++++ Items
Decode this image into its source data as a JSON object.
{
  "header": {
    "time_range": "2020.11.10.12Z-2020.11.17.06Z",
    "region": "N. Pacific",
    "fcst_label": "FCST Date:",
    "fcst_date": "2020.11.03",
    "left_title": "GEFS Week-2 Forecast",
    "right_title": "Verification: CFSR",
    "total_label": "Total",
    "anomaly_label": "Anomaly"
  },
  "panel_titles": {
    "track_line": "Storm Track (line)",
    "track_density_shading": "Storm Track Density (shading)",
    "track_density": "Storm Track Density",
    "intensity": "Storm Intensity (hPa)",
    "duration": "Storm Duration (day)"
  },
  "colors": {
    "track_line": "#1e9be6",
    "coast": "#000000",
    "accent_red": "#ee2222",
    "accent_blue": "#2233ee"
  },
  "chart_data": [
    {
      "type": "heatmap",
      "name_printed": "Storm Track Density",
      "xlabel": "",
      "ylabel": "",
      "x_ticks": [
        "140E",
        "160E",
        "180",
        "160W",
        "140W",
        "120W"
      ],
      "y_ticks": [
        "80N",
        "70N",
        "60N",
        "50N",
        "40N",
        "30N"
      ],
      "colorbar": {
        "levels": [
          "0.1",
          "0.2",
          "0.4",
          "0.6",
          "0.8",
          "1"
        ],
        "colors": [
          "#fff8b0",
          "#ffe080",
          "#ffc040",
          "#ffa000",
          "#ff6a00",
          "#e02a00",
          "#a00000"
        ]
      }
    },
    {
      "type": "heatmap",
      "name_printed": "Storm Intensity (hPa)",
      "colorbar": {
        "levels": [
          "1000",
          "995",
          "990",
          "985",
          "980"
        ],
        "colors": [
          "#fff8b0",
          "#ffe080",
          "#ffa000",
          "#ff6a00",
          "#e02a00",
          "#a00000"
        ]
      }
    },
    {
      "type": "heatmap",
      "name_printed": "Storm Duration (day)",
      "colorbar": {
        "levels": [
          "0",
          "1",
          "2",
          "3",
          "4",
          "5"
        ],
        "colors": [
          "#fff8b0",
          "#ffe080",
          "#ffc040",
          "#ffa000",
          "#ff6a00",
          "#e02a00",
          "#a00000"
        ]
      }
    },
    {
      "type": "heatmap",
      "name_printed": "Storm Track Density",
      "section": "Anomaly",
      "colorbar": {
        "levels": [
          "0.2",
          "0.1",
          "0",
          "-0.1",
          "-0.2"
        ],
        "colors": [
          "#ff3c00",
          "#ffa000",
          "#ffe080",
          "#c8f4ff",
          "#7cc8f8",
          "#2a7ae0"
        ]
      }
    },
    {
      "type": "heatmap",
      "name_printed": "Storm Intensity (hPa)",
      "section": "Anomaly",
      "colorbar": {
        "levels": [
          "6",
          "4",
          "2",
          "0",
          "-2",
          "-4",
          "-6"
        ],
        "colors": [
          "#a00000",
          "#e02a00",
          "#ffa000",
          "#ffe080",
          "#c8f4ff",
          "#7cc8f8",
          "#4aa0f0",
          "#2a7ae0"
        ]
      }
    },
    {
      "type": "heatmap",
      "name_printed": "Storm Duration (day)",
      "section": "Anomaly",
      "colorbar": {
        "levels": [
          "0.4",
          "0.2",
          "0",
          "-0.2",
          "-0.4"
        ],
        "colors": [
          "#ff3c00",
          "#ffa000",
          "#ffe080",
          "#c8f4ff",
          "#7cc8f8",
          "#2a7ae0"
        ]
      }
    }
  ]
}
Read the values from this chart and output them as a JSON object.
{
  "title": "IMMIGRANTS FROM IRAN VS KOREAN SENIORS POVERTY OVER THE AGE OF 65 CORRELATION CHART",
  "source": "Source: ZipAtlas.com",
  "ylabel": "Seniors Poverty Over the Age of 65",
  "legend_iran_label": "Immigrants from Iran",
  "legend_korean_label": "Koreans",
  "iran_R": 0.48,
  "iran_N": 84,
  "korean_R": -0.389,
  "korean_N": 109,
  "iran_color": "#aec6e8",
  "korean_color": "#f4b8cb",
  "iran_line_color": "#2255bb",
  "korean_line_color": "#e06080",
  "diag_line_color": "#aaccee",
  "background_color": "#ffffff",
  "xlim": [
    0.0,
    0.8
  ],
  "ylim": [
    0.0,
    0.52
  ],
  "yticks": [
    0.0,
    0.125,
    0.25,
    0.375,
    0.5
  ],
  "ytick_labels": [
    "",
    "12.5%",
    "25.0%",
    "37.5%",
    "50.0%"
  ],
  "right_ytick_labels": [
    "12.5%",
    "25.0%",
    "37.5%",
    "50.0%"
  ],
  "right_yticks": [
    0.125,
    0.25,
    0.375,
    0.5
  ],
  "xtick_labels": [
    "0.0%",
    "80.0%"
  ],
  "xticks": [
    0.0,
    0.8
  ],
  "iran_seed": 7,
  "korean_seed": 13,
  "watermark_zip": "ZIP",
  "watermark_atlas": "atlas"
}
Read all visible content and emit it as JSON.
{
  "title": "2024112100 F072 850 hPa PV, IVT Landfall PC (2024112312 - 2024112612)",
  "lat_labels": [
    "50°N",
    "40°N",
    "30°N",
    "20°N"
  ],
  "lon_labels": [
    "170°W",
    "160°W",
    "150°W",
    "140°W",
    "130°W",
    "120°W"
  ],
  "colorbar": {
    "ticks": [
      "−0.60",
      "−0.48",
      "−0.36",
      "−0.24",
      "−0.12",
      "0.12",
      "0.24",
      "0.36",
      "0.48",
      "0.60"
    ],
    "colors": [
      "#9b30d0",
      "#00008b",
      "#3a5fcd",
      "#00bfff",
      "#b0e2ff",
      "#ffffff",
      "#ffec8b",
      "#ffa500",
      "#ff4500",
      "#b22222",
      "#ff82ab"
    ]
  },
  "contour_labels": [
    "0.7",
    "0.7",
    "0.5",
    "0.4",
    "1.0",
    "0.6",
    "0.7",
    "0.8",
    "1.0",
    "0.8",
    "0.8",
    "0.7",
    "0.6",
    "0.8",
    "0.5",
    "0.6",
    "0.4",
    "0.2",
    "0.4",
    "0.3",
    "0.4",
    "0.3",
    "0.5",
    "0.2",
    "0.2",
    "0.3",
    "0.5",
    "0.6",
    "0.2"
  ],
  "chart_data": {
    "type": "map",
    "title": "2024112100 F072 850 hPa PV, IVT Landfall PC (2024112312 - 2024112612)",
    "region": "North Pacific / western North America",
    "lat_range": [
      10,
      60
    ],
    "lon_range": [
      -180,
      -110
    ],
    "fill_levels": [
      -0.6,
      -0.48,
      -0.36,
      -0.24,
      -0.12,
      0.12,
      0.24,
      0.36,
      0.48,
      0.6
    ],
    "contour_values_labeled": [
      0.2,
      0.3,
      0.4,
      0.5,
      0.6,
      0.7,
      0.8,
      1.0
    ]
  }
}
++++++++
Goal: Copy all the entries verbatim.

Answer to the problem:
Decode this image into its source data as a JSON object.
{
  "header": {
    "time_range": "2020.11.10.12Z-2020.11.17.06Z",
    "region": "N. Pacific",
    "fcst_label": "FCST Date:",
    "fcst_date": "2020.11.03",
    "left_title": "GEFS Week-2 Forecast",
    "right_title": "Verification: CFSR",
    "total_label": "Total",
    "anomaly_label": "Anomaly"
  },
  "panel_titles": {
    "track_line": "Storm Track (line)",
    "track_density_shading": "Storm Track Density (shading)",
    "track_density": "Storm Track Density",
    "intensity": "Storm Intensity (hPa)",
    "duration": "Storm Duration (day)"
  },
  "colors": {
    "track_line": "#1e9be6",
    "coast": "#000000",
    "accent_red": "#ee2222",
    "accent_blue": "#2233ee"
  },
  "chart_data": [
    {
      "type": "heatmap",
      "name_printed": "Storm Track Density",
      "xlabel": "",
      "ylabel": "",
      "x_ticks": [
        "140E",
        "160E",
        "180",
        "160W",
        "140W",
        "120W"
      ],
      "y_ticks": [
        "80N",
        "70N",
        "60N",
        "50N",
        "40N",
        "30N"
      ],
      "colorbar": {
        "levels": [
          "0.1",
          "0.2",
          "0.4",
          "0.6",
          "0.8",
          "1"
        ],
        "colors": [
          "#fff8b0",
          "#ffe080",
          "#ffc040",
          "#ffa000",
          "#ff6a00",
          "#e02a00",
          "#a00000"
        ]
      }
    },
    {
      "type": "heatmap",
      "name_printed": "Storm Intensity (hPa)",
      "colorbar": {
        "levels": [
          "1000",
          "995",
          "990",
          "985",
          "980"
        ],
        "colors": [
          "#fff8b0",
          "#ffe080",
          "#ffa000",
          "#ff6a00",
          "#e02a00",
          "#a00000"
        ]
      }
    },
    {
      "type": "heatmap",
      "name_printed": "Storm Duration (day)",
      "colorbar": {
        "levels": [
          "0",
          "1",
          "2",
          "3",
          "4",
          "5"
        ],
        "colors": [
          "#fff8b0",
          "#ffe080",
          "#ffc040",
          "#ffa000",
          "#ff6a00",
          "#e02a00",
          "#a00000"
        ]
      }
    },
    {
      "type": "heatmap",
      "name_printed": "Storm Track Density",
      "section": "Anomaly",
      "colorbar": {
        "levels": [
          "0.2",
          "0.1",
          "0",
          "-0.1",
          "-0.2"
        ],
        "colors": [
          "#ff3c00",
          "#ffa000",
          "#ffe080",
          "#c8f4ff",
          "#7cc8f8",
          "#2a7ae0"
        ]
      }
    },
    {
      "type": "heatmap",
      "name_printed": "Storm Intensity (hPa)",
      "section": "Anomaly",
      "colorbar": {
        "levels": [
          "6",
          "4",
          "2",
          "0",
          "-2",
          "-4",
          "-6"
        ],
        "colors": [
          "#a00000",
          "#e02a00",
          "#ffa000",
          "#ffe080",
          "#c8f4ff",
          "#7cc8f8",
          "#4aa0f0",
          "#2a7ae0"
        ]
      }
    },
    {
      "type": "heatmap",
      "name_printed": "Storm Duration (day)",
      "section": "Anomaly",
      "colorbar": {
        "levels": [
          "0.4",
          "0.2",
          "0",
          "-0.2",
          "-0.4"
        ],
        "colors": [
          "#ff3c00",
          "#ffa000",
          "#ffe080",
          "#c8f4ff",
          "#7cc8f8",
          "#2a7ae0"
        ]
      }
    }
  ]
}
Read the values from this chart and output them as a JSON object.
{
  "title": "IMMIGRANTS FROM IRAN VS KOREAN SENIORS POVERTY OVER THE AGE OF 65 CORRELATION CHART",
  "source": "Source: ZipAtlas.com",
  "ylabel": "Seniors Poverty Over the Age of 65",
  "legend_iran_label": "Immigrants from Iran",
  "legend_korean_label": "Koreans",
  "iran_R": 0.48,
  "iran_N": 84,
  "korean_R": -0.389,
  "korean_N": 109,
  "iran_color": "#aec6e8",
  "korean_color": "#f4b8cb",
  "iran_line_color": "#2255bb",
  "korean_line_color": "#e06080",
  "diag_line_color": "#aaccee",
  "background_color": "#ffffff",
  "xlim": [
    0.0,
    0.8
  ],
  "ylim": [
    0.0,
    0.52
  ],
  "yticks": [
    0.0,
    0.125,
    0.25,
    0.375,
    0.5
  ],
  "ytick_labels": [
    "",
    "12.5%",
    "25.0%",
    "37.5%",
    "50.0%"
  ],
  "right_ytick_labels": [
    "12.5%",
    "25.0%",
    "37.5%",
    "50.0%"
  ],
  "right_yticks": [
    0.125,
    0.25,
    0.375,
    0.5
  ],
  "xtick_labels": [
    "0.0%",
    "80.0%"
  ],
  "xticks": [
    0.0,
    0.8
  ],
  "iran_seed": 7,
  "korean_seed": 13,
  "watermark_zip": "ZIP",
  "watermark_atlas": "atlas"
}
Read all visible content and emit it as JSON.
{
  "title": "2024112100 F072 850 hPa PV, IVT Landfall PC (2024112312 - 2024112612)",
  "lat_labels": [
    "50°N",
    "40°N",
    "30°N",
    "20°N"
  ],
  "lon_labels": [
    "170°W",
    "160°W",
    "150°W",
    "140°W",
    "130°W",
    "120°W"
  ],
  "colorbar": {
    "ticks": [
      "−0.60",
      "−0.48",
      "−0.36",
      "−0.24",
      "−0.12",
      "0.12",
      "0.24",
      "0.36",
      "0.48",
      "0.60"
    ],
    "colors": [
      "#9b30d0",
      "#00008b",
      "#3a5fcd",
      "#00bfff",
      "#b0e2ff",
      "#ffffff",
      "#ffec8b",
      "#ffa500",
      "#ff4500",
      "#b22222",
      "#ff82ab"
    ]
  },
  "contour_labels": [
    "0.7",
    "0.7",
    "0.5",
    "0.4",
    "1.0",
    "0.6",
    "0.7",
    "0.8",
    "1.0",
    "0.8",
    "0.8",
    "0.7",
    "0.6",
    "0.8",
    "0.5",
    "0.6",
    "0.4",
    "0.2",
    "0.4",
    "0.3",
    "0.4",
    "0.3",
    "0.5",
    "0.2",
    "0.2",
    "0.3",
    "0.5",
    "0.6",
    "0.2"
  ],
  "chart_data": {
    "type": "map",
    "title": "2024112100 F072 850 hPa PV, IVT Landfall PC (2024112312 - 2024112612)",
    "region": "North Pacific / western North America",
    "lat_range": [
      10,
      60
    ],
    "lon_range": [
      -180,
      -110
    ],
    "fill_levels": [
      -0.6,
      -0.48,
      -0.36,
      -0.24,
      -0.12,
      0.12,
      0.24,
      0.36,
      0.48,
      0.6
    ],
    "contour_values_labeled": [
      0.2,
      0.3,
      0.4,
      0.5,
      0.6,
      0.7,
      0.8,
      1.0
    ]
  }
}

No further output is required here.